▶ **Requirement 1**:
In the coral reef conservation legislation, what must each review of an organization's performance include?
▶ **Requirement 2**:
Continue the coral reef conservation legislation from its last paragraph, keeping its style.

▶ **Document passage**:
+ + + + +

SEC. 205. CORAL REEF CONSERVATION FUND.

  (a) Fund.--The Administrator may enter into an agreement with 
a nonprofit organization that promotes coral reef conservation 
authorizing such organization to receive, hold, and administer 
funds received pursuant to this section. The organization shall 
invest, reinvest, and otherwise administer the funds and 
maintain such funds and any interest or revenues earned in a 
separate interest bearing account, hereafter referred to as the 
Fund, established by such [organization solely to support 
partnerships between the public and private sectors that 
further the purposes of this Act and are consistent with the 
national coral reef action strategy under section 203.] 
organization--
          (1) to support partnerships between the public and 
        private sectors that further the purposes of this Act 
        and are consistent with the national coral reef 
        strategy under section 203; and
          (2) to address emergency response actions under 
        section 206.
  (b) Authorization To Solicit Donations.--Pursuant to an 
agreement entered into under subsection (a) of this section, an 
organization may accept, receive, solicit, hold, administer, 
and use any gift to further the purposes of this title. Any 
moneys received as a gift shall be deposited and maintained in 
the Fund established by the organization under subsection (a). 
The organization is encouraged to solicit funding and in-kind 
services from the private sector, including nongovernmental 
organizations, for emergency response actions under section 206 
and for activities to prevent damage to coral reefs, including 
areas identified in section 210(b)(2).
  (c) Review of Performance.--The Administrator shall conduct a 
continuing review of [the grant program] any grant program or 
emergency response action administered by an organization under 
this section. Each review shall include a written assessment 
concerning the extent to which that organization has 
implemented the goals and requirements of this section and the 
national coral reef action strategy under section 203.

           *       *       *       *       *       *       *


[SEC. 206. EMERGENCY ASSISTANCE.

  [The Administrator may make grants to any State, local, or 
territorial government agency with jurisdiction over coral 
reefs for emergencies to address unforeseen or disaster-related 
circumstance pertaining to coral reefs or coral reef 
ecosystems.]

SEC. 206. EMERGENCY RESPONSE ACTIONS.

  (a) In General.--The Administrator may undertake or authorize 
action necessary--
          (1) to minimize the destruction of or injury to a 
        coral reef, or loss of an ecosystem function of a coral 
        reef, from--
                  (A) vessel impacts, derelict fishing gear, 
                vessel anchors, and anchor chains; and
                  (B) from unforeseen or disaster-related 
                circumstances as a result of human activities; 
                and
          (2) to stabilize, repair, recover, or restore a coral 
        reef that is destroyed or injured, or that has incurred 
        the loss of an ecosystem function, as described in 
        paragraph (1).

+ + + + +

▶ **Given information**:

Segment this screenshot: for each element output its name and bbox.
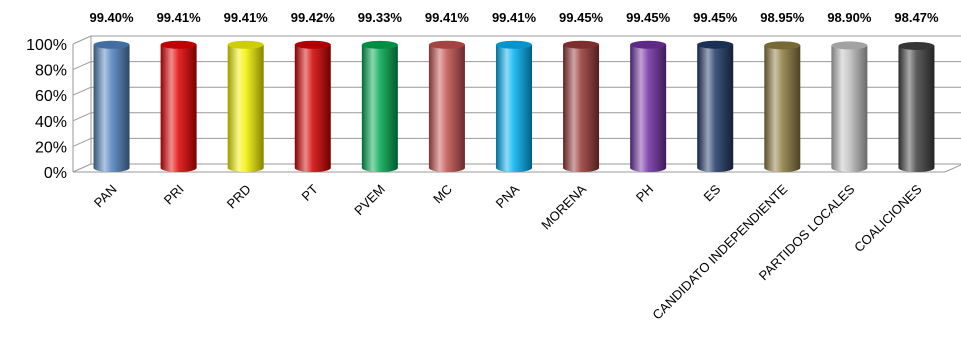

+ + + + +

▶ **Task result 1**:
Each review must include a written assessment of how far the organization has implemented the goals and requirements of the section and the national coral reef action strategy under section 203.

▶ **Task result 2**:
  (b) Vessel Removal; Stabilization.--Action authorized by 
subsection (a) includes vessel removal and emergency 
stabilization of the vessel or any impacted coral reef.
  (c) Partnering With Other Federal and State Agencies.--When 
possible, action by the Administrator under this section 
should--
          (1) be conducted in partnership with other government 
        agencies as appropriate, including--
                  (A) the Coast Guard, the Federal Emergency 
                Management Agency, the Army Corps of Engineers, 
                the Environmental Protection Agency, and the 
                Department of the Interior; and
                  (B) agencies of States; and
          (2) leverage resources of other agencies.
  (d) Emergency Response Assistance by Other Federal and State 
Agencies.--
          (1) In general.--The head of any other Federal or 
        State agency may assist the Administrator in emergency 
        response actions under this section, using funds 
        available for operations of the agency concerned.
          (2) Reimbursement.--The Administrator, subject to the 
        availability of appropriations, may reimburse a Federal 
        or State agency for assistance provided under paragraph 
        (1).
  (e) Liability for Costs and Damages to Coral Reefs.--
          (1) Treatment of coral reefs under national marine 
        sanctuaries act.--For purposes of the provisions set 
        forth in paragraph (2), and subject to paragraph (5), 
        each of the terms ``sanctuary resources'', 
        ``resource'', ``sanctuary resource managed under law or 
        regulations for that sanctuary'', ``national marine 
        sanctuary'', ``sanctuary resources of the national 
        marine sanctuary'', and ``sanctuary resources of other 
        national marine sanctuaries'' is deemed to include any 
        coral reef that is subject to the jurisdiction of the 
        United States or any State, without regard to whether 
        such coral reef is located in a national marine 
        sanctuary.
          (2) Applicable provisions of national marine 
        sanctuaries act.--The provisions referred to in 
        paragraph (1) are the following provisions of the 
        National Marine Sanctuaries Act:
                  (A) Paragraphs (6) and (7) of section 302 (16 
                U.S.C. 1432).
                  (B) Paragraphs (1), (2), (3), and (4) of 
                section 306 (16 U.S.C. 1436).
                  (C) Section 307 (16 U.S.C. 1437).
                  (D) Section 312 (16 U.S.C. 1443).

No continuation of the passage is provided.